• REQUIRED WORK
Copy out the data below with each "saw band" replaced by "band blade", leaving everything else unchanged, and omit the pictures.

• EXTRACTED MATERIAL

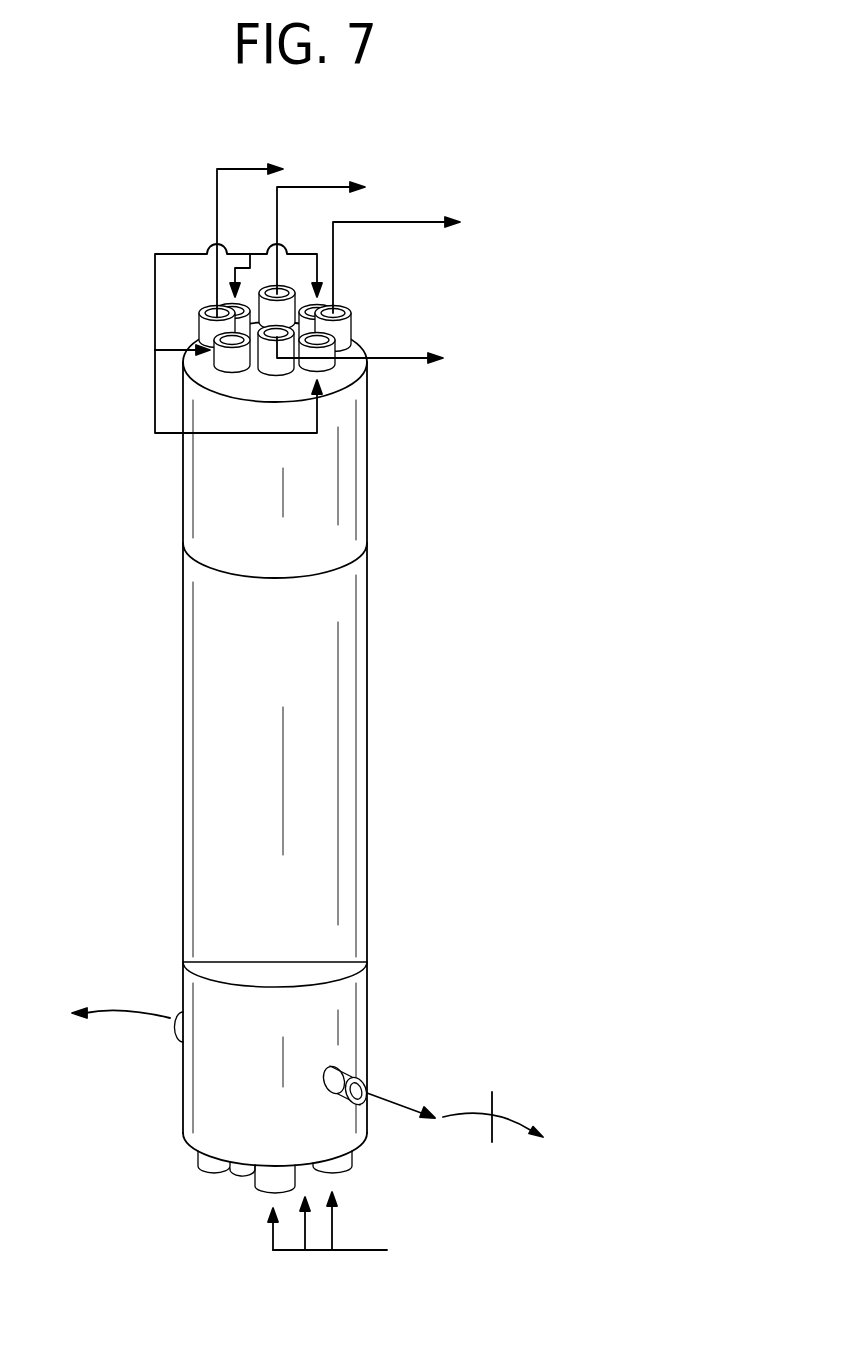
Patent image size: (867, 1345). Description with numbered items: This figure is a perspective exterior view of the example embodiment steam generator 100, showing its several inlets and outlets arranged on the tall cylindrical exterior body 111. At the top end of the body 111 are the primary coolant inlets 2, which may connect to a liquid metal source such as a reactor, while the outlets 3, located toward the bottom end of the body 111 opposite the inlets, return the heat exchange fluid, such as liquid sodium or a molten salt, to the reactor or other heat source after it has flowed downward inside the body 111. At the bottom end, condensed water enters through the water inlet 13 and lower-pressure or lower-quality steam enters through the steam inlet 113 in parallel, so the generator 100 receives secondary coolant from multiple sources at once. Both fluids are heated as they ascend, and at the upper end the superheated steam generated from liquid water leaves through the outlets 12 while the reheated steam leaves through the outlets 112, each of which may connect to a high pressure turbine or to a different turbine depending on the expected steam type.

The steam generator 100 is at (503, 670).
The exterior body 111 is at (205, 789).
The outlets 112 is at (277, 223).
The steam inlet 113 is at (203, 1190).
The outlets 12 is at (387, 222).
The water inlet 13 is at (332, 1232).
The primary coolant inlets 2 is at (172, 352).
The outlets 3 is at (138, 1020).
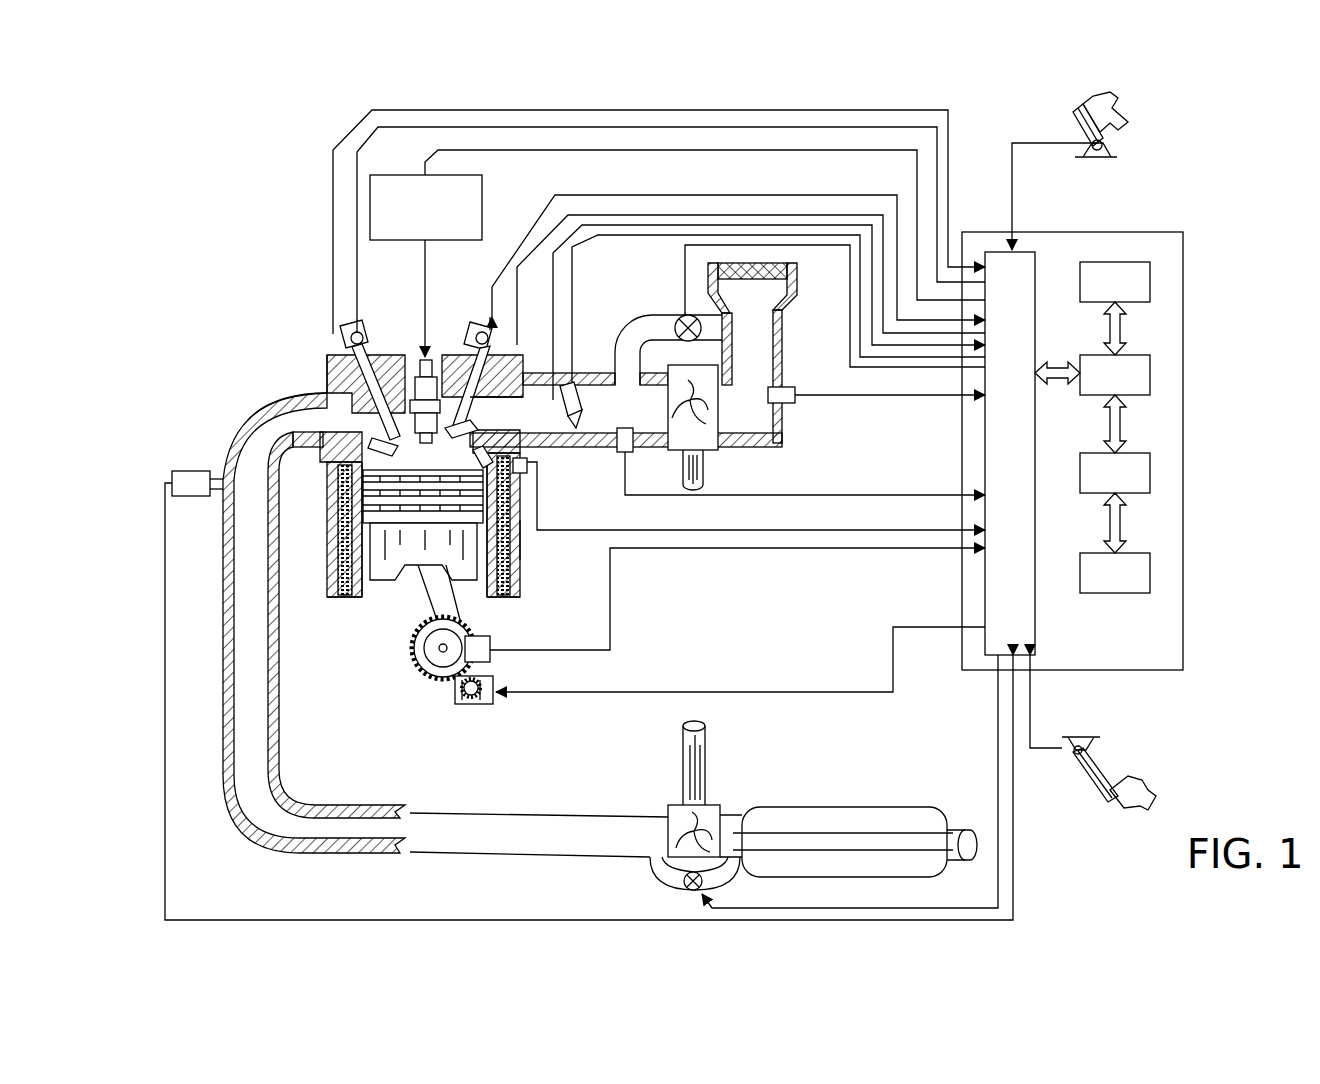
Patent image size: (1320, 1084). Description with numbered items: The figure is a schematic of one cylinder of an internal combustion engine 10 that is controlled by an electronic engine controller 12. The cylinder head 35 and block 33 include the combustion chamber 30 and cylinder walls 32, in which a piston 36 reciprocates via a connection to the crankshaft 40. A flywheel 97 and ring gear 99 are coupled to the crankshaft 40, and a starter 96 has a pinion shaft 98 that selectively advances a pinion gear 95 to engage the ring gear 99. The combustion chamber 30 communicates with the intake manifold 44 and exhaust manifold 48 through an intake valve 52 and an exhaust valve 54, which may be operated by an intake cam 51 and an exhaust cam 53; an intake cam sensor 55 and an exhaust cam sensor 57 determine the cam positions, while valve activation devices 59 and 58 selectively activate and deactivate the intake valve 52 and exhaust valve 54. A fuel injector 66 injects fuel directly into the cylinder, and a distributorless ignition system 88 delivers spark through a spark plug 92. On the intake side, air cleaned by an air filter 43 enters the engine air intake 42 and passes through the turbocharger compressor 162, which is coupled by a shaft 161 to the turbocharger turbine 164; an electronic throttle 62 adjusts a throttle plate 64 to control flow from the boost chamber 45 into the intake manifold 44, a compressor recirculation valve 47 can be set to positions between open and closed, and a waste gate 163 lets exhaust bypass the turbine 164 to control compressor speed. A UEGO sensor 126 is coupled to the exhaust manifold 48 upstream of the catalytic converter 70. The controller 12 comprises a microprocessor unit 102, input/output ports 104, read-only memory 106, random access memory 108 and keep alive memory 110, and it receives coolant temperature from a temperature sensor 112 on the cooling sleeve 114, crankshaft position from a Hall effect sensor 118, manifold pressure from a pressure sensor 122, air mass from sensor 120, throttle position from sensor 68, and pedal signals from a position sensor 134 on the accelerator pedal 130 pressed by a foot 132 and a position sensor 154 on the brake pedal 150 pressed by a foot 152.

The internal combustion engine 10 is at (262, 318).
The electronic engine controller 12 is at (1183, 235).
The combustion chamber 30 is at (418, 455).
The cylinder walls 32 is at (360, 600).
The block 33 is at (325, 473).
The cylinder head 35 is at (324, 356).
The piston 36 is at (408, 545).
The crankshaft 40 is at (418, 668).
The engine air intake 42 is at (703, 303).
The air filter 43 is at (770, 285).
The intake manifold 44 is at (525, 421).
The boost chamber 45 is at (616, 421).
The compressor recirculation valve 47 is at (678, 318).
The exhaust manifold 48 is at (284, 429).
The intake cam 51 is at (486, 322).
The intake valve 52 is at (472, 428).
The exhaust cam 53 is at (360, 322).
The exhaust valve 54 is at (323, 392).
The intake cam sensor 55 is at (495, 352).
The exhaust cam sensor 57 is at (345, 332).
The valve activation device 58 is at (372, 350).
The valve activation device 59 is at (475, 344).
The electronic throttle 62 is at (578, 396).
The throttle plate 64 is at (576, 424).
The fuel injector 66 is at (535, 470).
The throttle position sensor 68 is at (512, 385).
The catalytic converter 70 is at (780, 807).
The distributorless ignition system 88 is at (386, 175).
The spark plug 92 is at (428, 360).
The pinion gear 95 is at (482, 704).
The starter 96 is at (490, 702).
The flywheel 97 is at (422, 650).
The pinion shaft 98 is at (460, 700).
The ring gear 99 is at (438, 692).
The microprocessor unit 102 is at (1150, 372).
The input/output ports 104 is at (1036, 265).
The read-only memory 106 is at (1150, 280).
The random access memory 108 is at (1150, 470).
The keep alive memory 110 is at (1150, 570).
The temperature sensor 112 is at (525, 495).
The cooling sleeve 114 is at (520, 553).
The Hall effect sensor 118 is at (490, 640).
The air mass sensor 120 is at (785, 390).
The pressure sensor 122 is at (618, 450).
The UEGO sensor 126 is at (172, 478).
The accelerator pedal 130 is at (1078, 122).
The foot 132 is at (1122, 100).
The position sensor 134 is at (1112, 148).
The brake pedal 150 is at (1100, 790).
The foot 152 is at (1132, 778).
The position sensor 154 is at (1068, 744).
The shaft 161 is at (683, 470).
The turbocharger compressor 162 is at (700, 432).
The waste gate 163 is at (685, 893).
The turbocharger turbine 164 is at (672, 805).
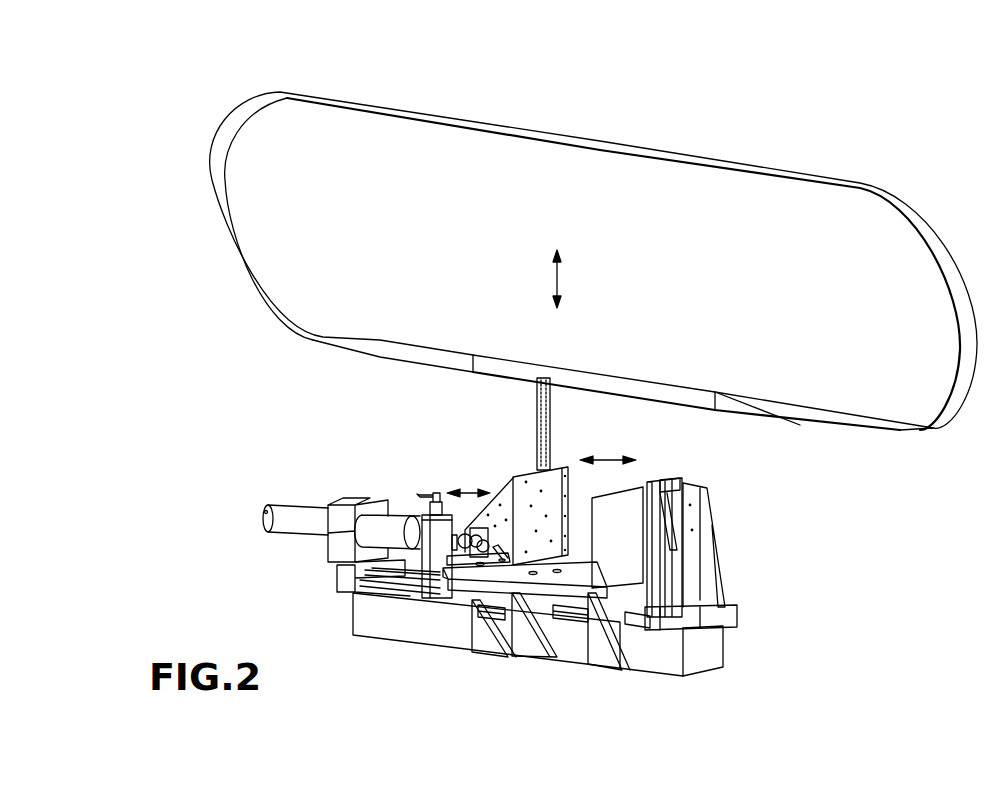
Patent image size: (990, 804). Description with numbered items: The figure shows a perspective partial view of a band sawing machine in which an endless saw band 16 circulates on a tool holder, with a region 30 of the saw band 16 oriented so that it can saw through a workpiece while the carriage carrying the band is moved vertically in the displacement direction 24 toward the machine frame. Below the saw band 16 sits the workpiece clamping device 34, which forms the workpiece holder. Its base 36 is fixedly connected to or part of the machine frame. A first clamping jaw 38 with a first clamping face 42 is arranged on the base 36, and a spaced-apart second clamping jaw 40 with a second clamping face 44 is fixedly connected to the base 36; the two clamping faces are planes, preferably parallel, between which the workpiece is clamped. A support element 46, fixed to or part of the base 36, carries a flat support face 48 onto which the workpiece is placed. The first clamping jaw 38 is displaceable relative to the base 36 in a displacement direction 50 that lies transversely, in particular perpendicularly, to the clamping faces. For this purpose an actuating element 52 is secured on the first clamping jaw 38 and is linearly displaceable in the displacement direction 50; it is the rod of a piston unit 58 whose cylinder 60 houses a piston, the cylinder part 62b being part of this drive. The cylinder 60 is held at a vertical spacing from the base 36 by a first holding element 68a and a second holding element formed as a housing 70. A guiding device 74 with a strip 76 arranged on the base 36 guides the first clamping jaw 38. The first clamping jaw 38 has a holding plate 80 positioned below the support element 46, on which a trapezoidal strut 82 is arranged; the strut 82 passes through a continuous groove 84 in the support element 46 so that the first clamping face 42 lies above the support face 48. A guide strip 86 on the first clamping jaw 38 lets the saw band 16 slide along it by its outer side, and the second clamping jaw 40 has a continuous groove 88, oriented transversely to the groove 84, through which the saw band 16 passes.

• OUTPUT BELOW
Patent image size: (867, 1345). Description with numbered items: This figure is a perspective exterior view of the example embodiment steam generator 100, showing its several inlets and outlets arranged on the tall cylindrical exterior body 111. At the top end of the body 111 are the primary coolant inlets 2, which may connect to a liquid metal source such as a reactor, while the outlets 3, located toward the bottom end of the body 111 opposite the inlets, return the heat exchange fluid, such as liquid sodium or a molten salt, to the reactor or other heat source after it has flowed downward inside the body 111. At the bottom end, condensed water enters through the water inlet 13 and lower-pressure or lower-quality steam enters through the steam inlet 113 in parallel, so the generator 100 receives secondary coolant from multiple sources at once. Both fluids are heated as they ascend, and at the upper end the superheated steam generated from liquid water leaves through the outlets 12 while the reheated steam leaves through the outlets 112, each of which may connect to a high pressure turbine or to a different turbine depending on the expected steam type.

The steam generator 100 is at (503, 670).
The exterior body 111 is at (205, 789).
The outlets 112 is at (277, 223).
The steam inlet 113 is at (203, 1190).
The outlets 12 is at (387, 222).
The water inlet 13 is at (332, 1232).
The primary coolant inlets 2 is at (172, 352).
The outlets 3 is at (138, 1020).
Patent image size: (1320, 1084). Description with numbered items: The figure is a schematic of one cylinder of an internal combustion engine 10 that is controlled by an electronic engine controller 12. The cylinder head 35 and block 33 include the combustion chamber 30 and cylinder walls 32, in which a piston 36 reciprocates via a connection to the crankshaft 40. A flywheel 97 and ring gear 99 are coupled to the crankshaft 40, and a starter 96 has a pinion shaft 98 that selectively advances a pinion gear 95 to engage the ring gear 99. The combustion chamber 30 communicates with the intake manifold 44 and exhaust manifold 48 through an intake valve 52 and an exhaust valve 54, which may be operated by an intake cam 51 and an exhaust cam 53; an intake cam sensor 55 and an exhaust cam sensor 57 determine the cam positions, while valve activation devices 59 and 58 selectively activate and deactivate the intake valve 52 and exhaust valve 54. A fuel injector 66 injects fuel directly into the cylinder, and a distributorless ignition system 88 delivers spark through a spark plug 92. On the intake side, air cleaned by an air filter 43 enters the engine air intake 42 and passes through the turbocharger compressor 162, which is coupled by a shaft 161 to the turbocharger turbine 164; an electronic throttle 62 adjusts a throttle plate 64 to control flow from the boost chamber 45 into the intake manifold 44, a compressor recirculation valve 47 can be set to positions between open and closed, and a waste gate 163 lets exhaust bypass the turbine 164 to control compressor speed. A UEGO sensor 126 is coupled to the exhaust manifold 48 upstream of the catalytic converter 70. The controller 12 comprises a microprocessor unit 102, input/output ports 104, read-only memory 106, random access memory 108 and keep alive memory 110, and it receives coolant temperature from a temperature sensor 112 on the cooling sleeve 114, crankshaft position from a Hall effect sensor 118, manifold pressure from a pressure sensor 122, air mass from sensor 120, throttle position from sensor 68, and pedal signals from a position sensor 134 on the accelerator pedal 130 pressed by a foot 132 and a position sensor 154 on the brake pedal 150 pressed by a foot 152.

The internal combustion engine 10 is at (262, 318).
The electronic engine controller 12 is at (1183, 235).
The combustion chamber 30 is at (418, 455).
The cylinder walls 32 is at (360, 600).
The block 33 is at (325, 473).
The cylinder head 35 is at (324, 356).
The piston 36 is at (408, 545).
The crankshaft 40 is at (418, 668).
The engine air intake 42 is at (703, 303).
The air filter 43 is at (770, 285).
The intake manifold 44 is at (525, 421).
The boost chamber 45 is at (616, 421).
The compressor recirculation valve 47 is at (678, 318).
The exhaust manifold 48 is at (284, 429).
The intake cam 51 is at (486, 322).
The intake valve 52 is at (472, 428).
The exhaust cam 53 is at (360, 322).
The exhaust valve 54 is at (323, 392).
The intake cam sensor 55 is at (495, 352).
The exhaust cam sensor 57 is at (345, 332).
The valve activation device 58 is at (372, 350).
The valve activation device 59 is at (475, 344).
The electronic throttle 62 is at (578, 396).
The throttle plate 64 is at (576, 424).
The fuel injector 66 is at (535, 470).
The throttle position sensor 68 is at (512, 385).
The catalytic converter 70 is at (780, 807).
The distributorless ignition system 88 is at (386, 175).
The spark plug 92 is at (428, 360).
The pinion gear 95 is at (482, 704).
The starter 96 is at (490, 702).
The flywheel 97 is at (422, 650).
The pinion shaft 98 is at (460, 700).
The ring gear 99 is at (438, 692).
The microprocessor unit 102 is at (1150, 372).
The input/output ports 104 is at (1036, 265).
The read-only memory 106 is at (1150, 280).
The random access memory 108 is at (1150, 470).
The keep alive memory 110 is at (1150, 570).
The temperature sensor 112 is at (525, 495).
The cooling sleeve 114 is at (520, 553).
The Hall effect sensor 118 is at (490, 640).
The air mass sensor 120 is at (785, 390).
The pressure sensor 122 is at (618, 450).
The UEGO sensor 126 is at (172, 478).
The accelerator pedal 130 is at (1078, 122).
The foot 132 is at (1122, 100).
The position sensor 134 is at (1112, 148).
The brake pedal 150 is at (1100, 790).
The foot 152 is at (1132, 778).
The position sensor 154 is at (1068, 744).
The shaft 161 is at (683, 470).
The turbocharger compressor 162 is at (700, 432).
The waste gate 163 is at (685, 893).
The turbocharger turbine 164 is at (672, 805).
Patent image size: (990, 804). Description with numbered items: The figure shows a perspective partial view of a band sawing machine in which an endless band blade 16 circulates on a tool holder, with a region 30 of the band blade 16 oriented so that it can saw through a workpiece while the carriage carrying the band is moved vertically in the displacement direction 24 toward the machine frame. Below the band blade 16 sits the workpiece clamping device 34, which forms the workpiece holder. Its base 36 is fixedly connected to or part of the machine frame. A first clamping jaw 38 with a first clamping face 42 is arranged on the base 36, and a spaced-apart second clamping jaw 40 with a second clamping face 44 is fixedly connected to the base 36; the two clamping faces are planes, preferably parallel, between which the workpiece is clamped. A support element 46, fixed to or part of the base 36, carries a flat support face 48 onto which the workpiece is placed. The first clamping jaw 38 is displaceable relative to the base 36 in a displacement direction 50 that lies transversely, in particular perpendicularly, to the clamping faces. For this purpose an actuating element 52 is secured on the first clamping jaw 38 and is linearly displaceable in the displacement direction 50; it is the rod of a piston unit 58 whose cylinder 60 houses a piston, the cylinder part 62b being part of this drive. The cylinder 60 is held at a vertical spacing from the base 36 by a first holding element 68a and a second holding element formed as a housing 70. A guiding device 74 with a strip 76 arranged on the base 36 guides the first clamping jaw 38. The first clamping jaw 38 has a holding plate 80 positioned below the support element 46, on which a trapezoidal strut 82 is arranged; the strut 82 passes through a continuous groove 84 in the support element 46 so that the first clamping face 42 lies above the support face 48. A guide strip 86 on the first clamping jaw 38 lets the band blade 16 slide along it by its outer side, and the second clamping jaw 40 has a continuous groove 88, oriented transversely to the groove 84, through which the band blade 16 passes.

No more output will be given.